> [Provided text]:
= = = = =
Section 6661(a) provides that "If there is a substantial understatement of income tax for any taxable year, there shall be added to the tax an amount equal to 25 percent of the amount of any underpayment attributable to such understatement." Petitioner does not dispute that the literal provisions of section 6661(a) are satisfied. Rather, he relies on section 6661(c) that provides that respondent may waive the addition to tax imposed by section 6661(a) upon "a showing by the taxpayer that there was reasonable cause for the understatement (or part thereof) and that the taxpayer acted in good faith." We have held that our scope of review of respondent's decision not to waive the addition to tax is limited to whether there was an abuse of discretion. Mailman v. Commissioner [Dec. 45,218], 91 T.C. 1079, 1084 (1988). From our discussion infra, concerning the additions to tax under sections 6651(a)(1) and 6653(a), it follows that we do not believe that respondent abused his discretion.
= = = = =
> [Data provided]:
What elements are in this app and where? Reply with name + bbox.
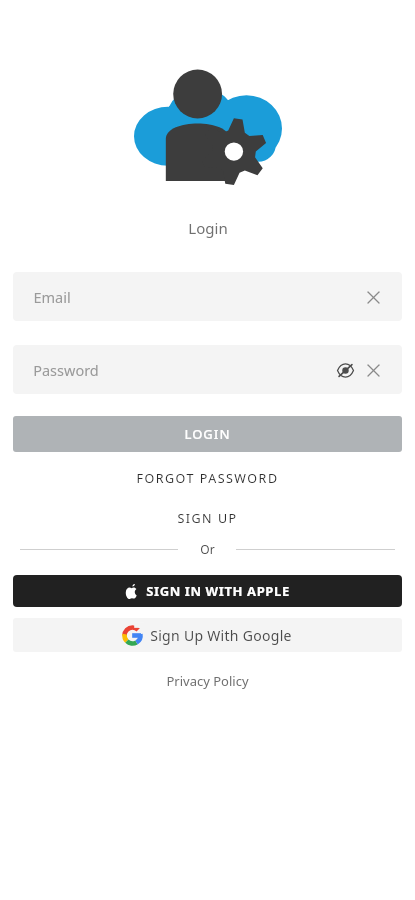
= = = = =
> [Requirements]:
[A] Answer these questions using the passage on the section 6661 addition to tax:
(i) What percentage of the underpayment does section 6661(a) add to the tax?
(ii) Under section 6661(c), what two things must the taxpayer show for the addition to be waived?
(iii) What standard limits the court's review of respondent's refusal to waive the addition?
[B] Extend the passage on the section 6661 addition to tax, picking up right after its final sentence.

> [Responses in order]:
[A]
(i) 25 percent of the underpayment attributable to the understatement.
(ii) That there was reasonable cause for the understatement (or part thereof) and that the taxpayer acted in good faith.
(iii) Whether there was an abuse of discretion.

[B]
Finally, at trial petitioner moved to place the burden of proof on respondent. The basis for this motion was that, if additions to tax had been determined under section 6653(b) for fraud, the burden of proof would be on respondent. See Rule 142 (b) and section 7454(a). Petitioner then reasons that since the cumulation of the determined additions to tax exceeds the 50 percent addition to tax for fraud, the burden of proof should be the same. We have frequently approved the so-called "stacking" of additions to tax and have not relieved a taxpayer of his burden of proof. E.g., Woods v. Commissioner [Dec. 44,903], 91 T.C. 88 (1988); Mailman v. Commissioner, supra. Congress was certainly aware of the burden of proof principles that apply to the various additions to tax when it either enacted or amended these provisions, and there is no suggestion in the statutory provisions or their legislative histories that would indicate that the burden of proof should be different if two or more additions to tax were applicable. Accordingly, we find no basis for relieving petitioner of his burden of proof here.
Decision will be entered for the respondent.